Stated task: Return every line below as is, leaving out the pictures.

Stored records:
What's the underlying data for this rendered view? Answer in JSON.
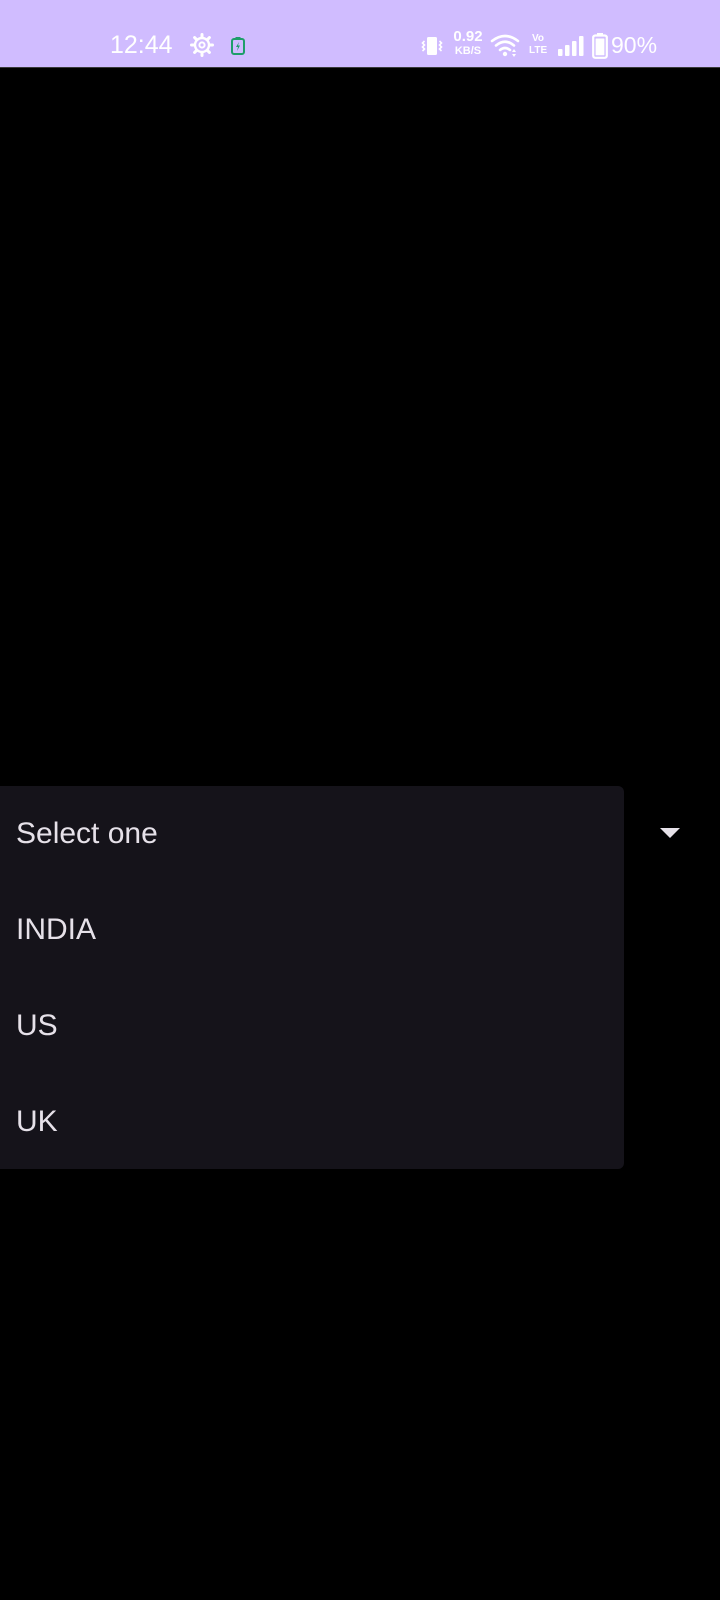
{
  "status_bar": {
    "time": "12:44",
    "net_speed_value": "0.92",
    "net_speed_unit": "KB/S",
    "volte_top": "Vo",
    "volte_bottom": "LTE",
    "battery_percent": "90%",
    "background_color": "#d0bcff",
    "icons": [
      "gear-icon",
      "battery-charging-icon",
      "vibrate-icon",
      "wifi-icon",
      "volte-icon",
      "signal-icon",
      "battery-icon"
    ]
  },
  "spinner": {
    "arrow_icon": "dropdown-arrow-icon",
    "options": [
      {
        "label": "Select one"
      },
      {
        "label": "INDIA"
      },
      {
        "label": "US"
      },
      {
        "label": "UK"
      }
    ]
  },
  "colors": {
    "background": "#000000",
    "popup_background": "#15131a",
    "text": "#e6e1e9"
  }
}
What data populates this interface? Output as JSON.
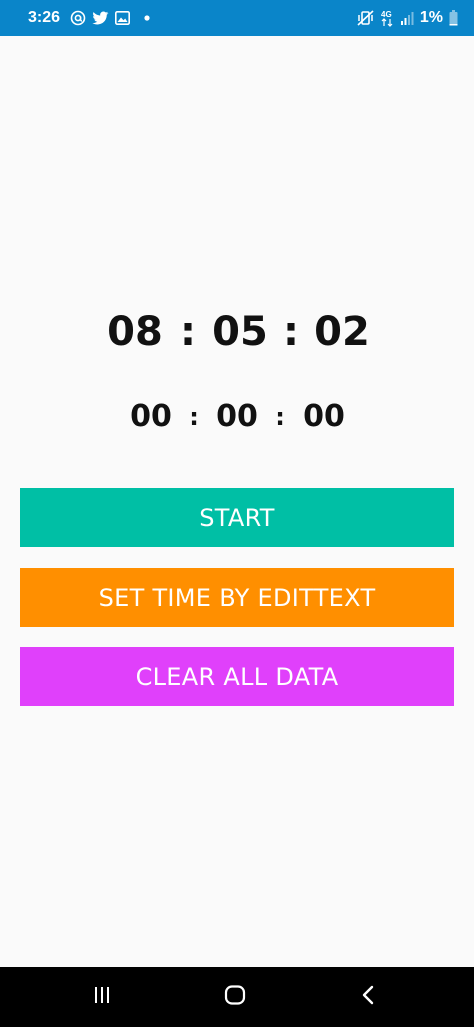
{
  "status_bar": {
    "time": "3:26",
    "battery": "1%",
    "network": "4G",
    "background_color": "#0a85c9",
    "left_icons": [
      "at-sign-icon",
      "twitter-icon",
      "gallery-icon",
      "notification-dot-icon"
    ],
    "right_icons": [
      "mute-vibrate-icon",
      "mobile-data-icon",
      "signal-icon",
      "battery-icon"
    ]
  },
  "timer": {
    "main": {
      "hours": "08",
      "minutes": "05",
      "seconds": "02",
      "separator": ":"
    },
    "secondary": {
      "hours": "00",
      "minutes": "00",
      "seconds": "00",
      "separator": ":"
    }
  },
  "buttons": {
    "start": {
      "label": "START",
      "color": "#00bfa5"
    },
    "set_time": {
      "label": "SET TIME BY EDITTEXT",
      "color": "#ff8f00"
    },
    "clear": {
      "label": "CLEAR ALL DATA",
      "color": "#e040fb"
    }
  },
  "nav_bar": {
    "icons": [
      "recent-apps-icon",
      "home-icon",
      "back-icon"
    ]
  }
}
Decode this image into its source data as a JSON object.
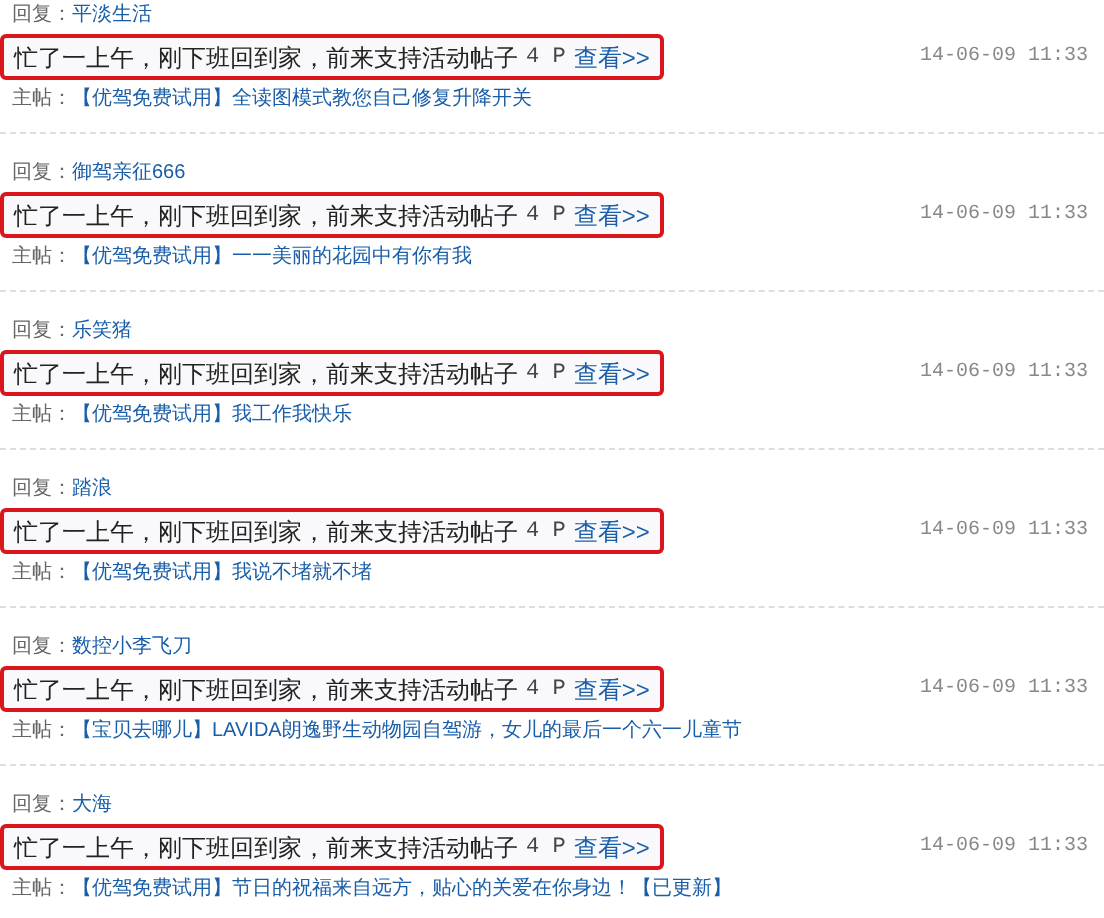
{
  "replies": [
    {
      "reply_label": "回复：",
      "user": "平淡生活",
      "message": "忙了一上午，刚下班回到家，前来支持活动帖子",
      "pages": "4 P",
      "view_link": "查看>>",
      "time": "14-06-09 11:33",
      "thread_label": "主帖：",
      "thread_title": "【优驾免费试用】全读图模式教您自己修复升降开关"
    },
    {
      "reply_label": "回复：",
      "user": "御驾亲征666",
      "message": "忙了一上午，刚下班回到家，前来支持活动帖子",
      "pages": "4 P",
      "view_link": "查看>>",
      "time": "14-06-09 11:33",
      "thread_label": "主帖：",
      "thread_title": "【优驾免费试用】一一美丽的花园中有你有我"
    },
    {
      "reply_label": "回复：",
      "user": "乐笑猪",
      "message": "忙了一上午，刚下班回到家，前来支持活动帖子",
      "pages": "4 P",
      "view_link": "查看>>",
      "time": "14-06-09 11:33",
      "thread_label": "主帖：",
      "thread_title": "【优驾免费试用】我工作我快乐"
    },
    {
      "reply_label": "回复：",
      "user": "踏浪",
      "message": "忙了一上午，刚下班回到家，前来支持活动帖子",
      "pages": "4 P",
      "view_link": "查看>>",
      "time": "14-06-09 11:33",
      "thread_label": "主帖：",
      "thread_title": "【优驾免费试用】我说不堵就不堵"
    },
    {
      "reply_label": "回复：",
      "user": "数控小李飞刀",
      "message": "忙了一上午，刚下班回到家，前来支持活动帖子",
      "pages": "4 P",
      "view_link": "查看>>",
      "time": "14-06-09 11:33",
      "thread_label": "主帖：",
      "thread_title": "【宝贝去哪儿】LAVIDA朗逸野生动物园自驾游，女儿的最后一个六一儿童节"
    },
    {
      "reply_label": "回复：",
      "user": "大海",
      "message": "忙了一上午，刚下班回到家，前来支持活动帖子",
      "pages": "4 P",
      "view_link": "查看>>",
      "time": "14-06-09 11:33",
      "thread_label": "主帖：",
      "thread_title": "【优驾免费试用】节日的祝福来自远方，贴心的关爱在你身边！【已更新】"
    }
  ]
}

Response for this exercise:
What's the underlying data for this rendered view? Answer in JSON.
{
  "status_bar": {
    "time": "12:44",
    "net_speed_value": "0.92",
    "net_speed_unit": "KB/S",
    "volte_top": "Vo",
    "volte_bottom": "LTE",
    "battery_percent": "90%",
    "background_color": "#d0bcff",
    "icons": [
      "gear-icon",
      "battery-charging-icon",
      "vibrate-icon",
      "wifi-icon",
      "volte-icon",
      "signal-icon",
      "battery-icon"
    ]
  },
  "spinner": {
    "arrow_icon": "dropdown-arrow-icon",
    "options": [
      {
        "label": "Select one"
      },
      {
        "label": "INDIA"
      },
      {
        "label": "US"
      },
      {
        "label": "UK"
      }
    ]
  },
  "colors": {
    "background": "#000000",
    "popup_background": "#15131a",
    "text": "#e6e1e9"
  }
}
What data populates this interface? Output as JSON.
{
  "status_bar": {
    "time": "3:26",
    "battery": "1%",
    "network": "4G",
    "background_color": "#0a85c9",
    "left_icons": [
      "at-sign-icon",
      "twitter-icon",
      "gallery-icon",
      "notification-dot-icon"
    ],
    "right_icons": [
      "mute-vibrate-icon",
      "mobile-data-icon",
      "signal-icon",
      "battery-icon"
    ]
  },
  "timer": {
    "main": {
      "hours": "08",
      "minutes": "05",
      "seconds": "02",
      "separator": ":"
    },
    "secondary": {
      "hours": "00",
      "minutes": "00",
      "seconds": "00",
      "separator": ":"
    }
  },
  "buttons": {
    "start": {
      "label": "START",
      "color": "#00bfa5"
    },
    "set_time": {
      "label": "SET TIME BY EDITTEXT",
      "color": "#ff8f00"
    },
    "clear": {
      "label": "CLEAR ALL DATA",
      "color": "#e040fb"
    }
  },
  "nav_bar": {
    "icons": [
      "recent-apps-icon",
      "home-icon",
      "back-icon"
    ]
  }
}
Decode this image into its source data as a JSON object.
{
  "replies": [
    {
      "reply_label": "回复：",
      "user": "平淡生活",
      "message": "忙了一上午，刚下班回到家，前来支持活动帖子",
      "pages": "4 P",
      "view_link": "查看>>",
      "time": "14-06-09 11:33",
      "thread_label": "主帖：",
      "thread_title": "【优驾免费试用】全读图模式教您自己修复升降开关"
    },
    {
      "reply_label": "回复：",
      "user": "御驾亲征666",
      "message": "忙了一上午，刚下班回到家，前来支持活动帖子",
      "pages": "4 P",
      "view_link": "查看>>",
      "time": "14-06-09 11:33",
      "thread_label": "主帖：",
      "thread_title": "【优驾免费试用】一一美丽的花园中有你有我"
    },
    {
      "reply_label": "回复：",
      "user": "乐笑猪",
      "message": "忙了一上午，刚下班回到家，前来支持活动帖子",
      "pages": "4 P",
      "view_link": "查看>>",
      "time": "14-06-09 11:33",
      "thread_label": "主帖：",
      "thread_title": "【优驾免费试用】我工作我快乐"
    },
    {
      "reply_label": "回复：",
      "user": "踏浪",
      "message": "忙了一上午，刚下班回到家，前来支持活动帖子",
      "pages": "4 P",
      "view_link": "查看>>",
      "time": "14-06-09 11:33",
      "thread_label": "主帖：",
      "thread_title": "【优驾免费试用】我说不堵就不堵"
    },
    {
      "reply_label": "回复：",
      "user": "数控小李飞刀",
      "message": "忙了一上午，刚下班回到家，前来支持活动帖子",
      "pages": "4 P",
      "view_link": "查看>>",
      "time": "14-06-09 11:33",
      "thread_label": "主帖：",
      "thread_title": "【宝贝去哪儿】LAVIDA朗逸野生动物园自驾游，女儿的最后一个六一儿童节"
    },
    {
      "reply_label": "回复：",
      "user": "大海",
      "message": "忙了一上午，刚下班回到家，前来支持活动帖子",
      "pages": "4 P",
      "view_link": "查看>>",
      "time": "14-06-09 11:33",
      "thread_label": "主帖：",
      "thread_title": "【优驾免费试用】节日的祝福来自远方，贴心的关爱在你身边！【已更新】"
    }
  ]
}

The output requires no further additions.